EXERCISE TASKS >>
#1 Repeat the Online Safety Bill speech in full, word for word.
#2 Copy the entries verbatim, beginning with their first line and stopping after the line that contains "nav-sobre-el-proyecto[interactable]: Sobre el", with that line included; copy nothing else.

EXTRACTED TEXT >>
CultureSpeeches

David Davis – 2022 Speech on the Online Safety Bill

The speech made by David Davis, the Conservative MP for Haltemprice and Howden, in the House of Commons on 5 December 2022.

I do not agree with every detail of what the hon. Member for Rotherham (Sarah Champion) said, but I share her aims. She has exactly the right surname for what she does in standing up for children.

To avoid the risk of giving my Whip a seizure, I congratulate the Government and the Minister on all they have done so far, both in delaying the Bill and in modifying their stance.

My hon. Friend the Member for Solihull (Julian Knight), who is no longer in the Chamber, said that this is five Bills in one and should have had massively more time. At the risk of sounding like a very old man, there was a time when this Bill would have had five days on Report. That is what should have happened with such a big Bill.

Opposition Members will not agree, but I am grateful that the Government decided to remove the legal but harmful clause. The simple fact is that the hon. Member for Pontypridd (Alex Davies-Jones) and I differ not in our aim—my new clause 16 is specifically designed to protect children—but on the method of achieving it. Once upon a time, there was a tradition that this Chamber would consider a Companies Bill every year, because things change over time. We ought to have a digital Bill every year, specifically to address not legal but harmful but, “Is it harmful enough to be made illegal?” Obviously, self-harm material is harmful enough to be made illegal.

The hon. Lady and I have similar aims, but we have different perspectives on how to attack this. My perspective is as someone who has seen many pieces of legislation go badly wrong despite the best of intentions.

The Under-Secretary of State for Digital, Culture, Media and Sport, my hon. Friend the Member for Sutton and Cheam (Paul Scully), knows he is a favourite of mine. He did a fantastic job in his previous role. I think this Bill is a huge improvement, but he has a lot more to do, as he recognises with the Bill returning to Committee.

One area on which I disagree with many of my hon. and right hon. Friends is the question of encryption. The Bill allows Ofcom to issue notices directing companies to use “accredited technology,” but it might as well say “magic,” because we do not know what is meant by “accredited technology.” Clause 104 will create a pressure to undermine the end-to-end encryption that is not only desirable but crucial to our telecommunications. The clause sounds innocuous and legalistic, especially given that the notices will be issued to remove terrorist or child sexual exploitation content, which we all agree has no place online.

PROVIDED INFORMATION >>

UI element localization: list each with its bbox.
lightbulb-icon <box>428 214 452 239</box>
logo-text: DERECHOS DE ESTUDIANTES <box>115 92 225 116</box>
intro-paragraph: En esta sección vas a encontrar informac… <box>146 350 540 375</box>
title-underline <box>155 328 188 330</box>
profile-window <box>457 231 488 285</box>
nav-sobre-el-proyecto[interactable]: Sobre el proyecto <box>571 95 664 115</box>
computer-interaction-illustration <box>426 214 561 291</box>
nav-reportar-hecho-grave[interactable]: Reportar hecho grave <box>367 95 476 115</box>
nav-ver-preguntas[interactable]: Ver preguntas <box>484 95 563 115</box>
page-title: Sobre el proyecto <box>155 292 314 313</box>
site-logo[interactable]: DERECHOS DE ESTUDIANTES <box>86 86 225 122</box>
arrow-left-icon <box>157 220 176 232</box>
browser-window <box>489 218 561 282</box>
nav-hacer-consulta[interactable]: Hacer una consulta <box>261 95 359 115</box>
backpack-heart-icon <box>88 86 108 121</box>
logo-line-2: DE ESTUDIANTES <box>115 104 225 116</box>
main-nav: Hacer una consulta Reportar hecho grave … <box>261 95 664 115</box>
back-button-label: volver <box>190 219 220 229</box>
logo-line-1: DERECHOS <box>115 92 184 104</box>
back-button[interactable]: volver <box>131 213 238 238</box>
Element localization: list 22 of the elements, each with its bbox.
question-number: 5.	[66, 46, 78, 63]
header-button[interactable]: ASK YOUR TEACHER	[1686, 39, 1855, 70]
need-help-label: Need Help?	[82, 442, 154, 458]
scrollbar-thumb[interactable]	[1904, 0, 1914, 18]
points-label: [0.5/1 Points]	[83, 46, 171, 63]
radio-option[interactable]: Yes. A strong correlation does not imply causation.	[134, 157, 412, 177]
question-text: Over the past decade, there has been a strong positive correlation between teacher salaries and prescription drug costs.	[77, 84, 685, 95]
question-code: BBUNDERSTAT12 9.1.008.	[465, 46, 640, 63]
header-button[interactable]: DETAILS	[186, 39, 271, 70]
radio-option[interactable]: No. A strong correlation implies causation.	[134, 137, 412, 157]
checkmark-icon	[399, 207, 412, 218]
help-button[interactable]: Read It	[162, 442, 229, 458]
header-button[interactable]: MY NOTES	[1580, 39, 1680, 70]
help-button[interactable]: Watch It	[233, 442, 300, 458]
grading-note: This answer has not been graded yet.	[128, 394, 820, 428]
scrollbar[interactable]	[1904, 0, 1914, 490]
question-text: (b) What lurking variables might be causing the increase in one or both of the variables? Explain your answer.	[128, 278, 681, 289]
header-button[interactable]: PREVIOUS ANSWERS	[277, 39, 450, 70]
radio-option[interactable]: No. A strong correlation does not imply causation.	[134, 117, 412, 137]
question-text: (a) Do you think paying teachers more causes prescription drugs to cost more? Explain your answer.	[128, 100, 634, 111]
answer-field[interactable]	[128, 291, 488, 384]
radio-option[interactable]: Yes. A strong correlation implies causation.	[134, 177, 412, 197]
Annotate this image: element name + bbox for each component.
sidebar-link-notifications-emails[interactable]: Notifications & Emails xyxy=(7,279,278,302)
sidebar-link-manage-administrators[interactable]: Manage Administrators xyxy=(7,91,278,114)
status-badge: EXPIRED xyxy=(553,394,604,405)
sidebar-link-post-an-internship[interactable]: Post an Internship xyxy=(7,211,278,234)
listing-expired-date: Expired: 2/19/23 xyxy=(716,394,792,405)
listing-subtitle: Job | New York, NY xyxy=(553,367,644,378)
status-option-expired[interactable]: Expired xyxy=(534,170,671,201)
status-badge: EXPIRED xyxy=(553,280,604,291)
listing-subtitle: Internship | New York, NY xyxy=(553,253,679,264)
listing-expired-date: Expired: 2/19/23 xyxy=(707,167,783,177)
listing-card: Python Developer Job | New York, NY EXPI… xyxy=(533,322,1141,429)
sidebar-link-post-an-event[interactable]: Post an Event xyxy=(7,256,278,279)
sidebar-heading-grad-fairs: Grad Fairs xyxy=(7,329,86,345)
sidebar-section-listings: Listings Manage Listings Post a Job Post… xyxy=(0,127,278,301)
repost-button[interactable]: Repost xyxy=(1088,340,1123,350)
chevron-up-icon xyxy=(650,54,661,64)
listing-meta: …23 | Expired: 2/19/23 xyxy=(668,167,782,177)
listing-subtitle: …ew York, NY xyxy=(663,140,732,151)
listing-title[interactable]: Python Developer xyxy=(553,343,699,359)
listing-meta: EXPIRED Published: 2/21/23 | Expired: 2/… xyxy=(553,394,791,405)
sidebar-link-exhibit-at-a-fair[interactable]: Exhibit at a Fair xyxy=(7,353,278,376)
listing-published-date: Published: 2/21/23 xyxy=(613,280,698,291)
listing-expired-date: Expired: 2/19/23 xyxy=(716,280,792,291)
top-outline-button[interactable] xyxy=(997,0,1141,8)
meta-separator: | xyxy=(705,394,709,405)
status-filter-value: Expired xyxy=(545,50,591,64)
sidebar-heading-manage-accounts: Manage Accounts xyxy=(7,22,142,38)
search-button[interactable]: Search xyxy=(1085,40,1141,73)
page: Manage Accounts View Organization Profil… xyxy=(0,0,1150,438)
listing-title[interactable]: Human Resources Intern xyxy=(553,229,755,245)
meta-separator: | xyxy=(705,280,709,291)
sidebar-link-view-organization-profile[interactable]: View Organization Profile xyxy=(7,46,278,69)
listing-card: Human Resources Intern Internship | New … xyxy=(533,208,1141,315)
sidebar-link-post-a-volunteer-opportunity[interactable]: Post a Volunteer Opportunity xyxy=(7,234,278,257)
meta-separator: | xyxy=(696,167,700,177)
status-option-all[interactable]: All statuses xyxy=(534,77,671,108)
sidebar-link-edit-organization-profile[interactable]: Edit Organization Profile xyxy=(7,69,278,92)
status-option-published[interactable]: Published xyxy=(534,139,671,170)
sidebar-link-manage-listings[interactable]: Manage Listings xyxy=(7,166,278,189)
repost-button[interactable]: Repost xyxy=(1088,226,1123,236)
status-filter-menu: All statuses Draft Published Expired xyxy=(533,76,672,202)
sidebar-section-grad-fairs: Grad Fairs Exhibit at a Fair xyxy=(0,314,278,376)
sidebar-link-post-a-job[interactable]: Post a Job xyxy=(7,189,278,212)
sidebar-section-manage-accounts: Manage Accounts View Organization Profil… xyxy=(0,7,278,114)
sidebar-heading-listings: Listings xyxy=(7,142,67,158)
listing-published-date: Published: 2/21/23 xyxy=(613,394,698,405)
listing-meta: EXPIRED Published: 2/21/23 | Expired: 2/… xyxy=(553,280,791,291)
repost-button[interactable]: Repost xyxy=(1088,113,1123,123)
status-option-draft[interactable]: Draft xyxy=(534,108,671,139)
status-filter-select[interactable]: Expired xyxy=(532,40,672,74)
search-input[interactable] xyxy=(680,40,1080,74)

ANSWERS FOR THE TASKS >>
#1
CultureSpeeches

David Davis – 2022 Speech on the Online Safety Bill

The speech made by David Davis, the Conservative MP for Haltemprice and Howden, in the House of Commons on 5 December 2022.

I do not agree with every detail of what the hon. Member for Rotherham (Sarah Champion) said, but I share her aims. She has exactly the right surname for what she does in standing up for children.

To avoid the risk of giving my Whip a seizure, I congratulate the Government and the Minister on all they have done so far, both in delaying the Bill and in modifying their stance.

My hon. Friend the Member for Solihull (Julian Knight), who is no longer in the Chamber, said that this is five Bills in one and should have had massively more time. At the risk of sounding like a very old man, there was a time when this Bill would have had five days on Report. That is what should have happened with such a big Bill.

Opposition Members will not agree, but I am grateful that the Government decided to remove the legal but harmful clause. The simple fact is that the hon. Member for Pontypridd (Alex Davies-Jones) and I differ not in our aim—my new clause 16 is specifically designed to protect children—but on the method of achieving it. Once upon a time, there was a tradition that this Chamber would consider a Companies Bill every year, because things change over time. We ought to have a digital Bill every year, specifically to address not legal but harmful but, “Is it harmful enough to be made illegal?” Obviously, self-harm material is harmful enough to be made illegal.

The hon. Lady and I have similar aims, but we have different perspectives on how to attack this. My perspective is as someone who has seen many pieces of legislation go badly wrong despite the best of intentions.

The Under-Secretary of State for Digital, Culture, Media and Sport, my hon. Friend the Member for Sutton and Cheam (Paul Scully), knows he is a favourite of mine. He did a fantastic job in his previous role. I think this Bill is a huge improvement, but he has a lot more to do, as he recognises with the Bill returning to Committee.

One area on which I disagree with many of my hon. and right hon. Friends is the question of encryption. The Bill allows Ofcom to issue notices directing companies to use “accredited technology,” but it might as well say “magic,” because we do not know what is meant by “accredited technology.” Clause 104 will create a pressure to undermine the end-to-end encryption that is not only desirable but crucial to our telecommunications. The clause sounds innocuous and legalistic, especially given that the notices will be issued to remove terrorist or child sexual exploitation content, which we all agree has no place online.

#2
UI element localization: list each with its bbox.
lightbulb-icon <box>428 214 452 239</box>
logo-text: DERECHOS DE ESTUDIANTES <box>115 92 225 116</box>
intro-paragraph: En esta sección vas a encontrar informac… <box>146 350 540 375</box>
title-underline <box>155 328 188 330</box>
profile-window <box>457 231 488 285</box>
nav-sobre-el-proyecto[interactable]: Sobre el proyecto <box>571 95 664 115</box>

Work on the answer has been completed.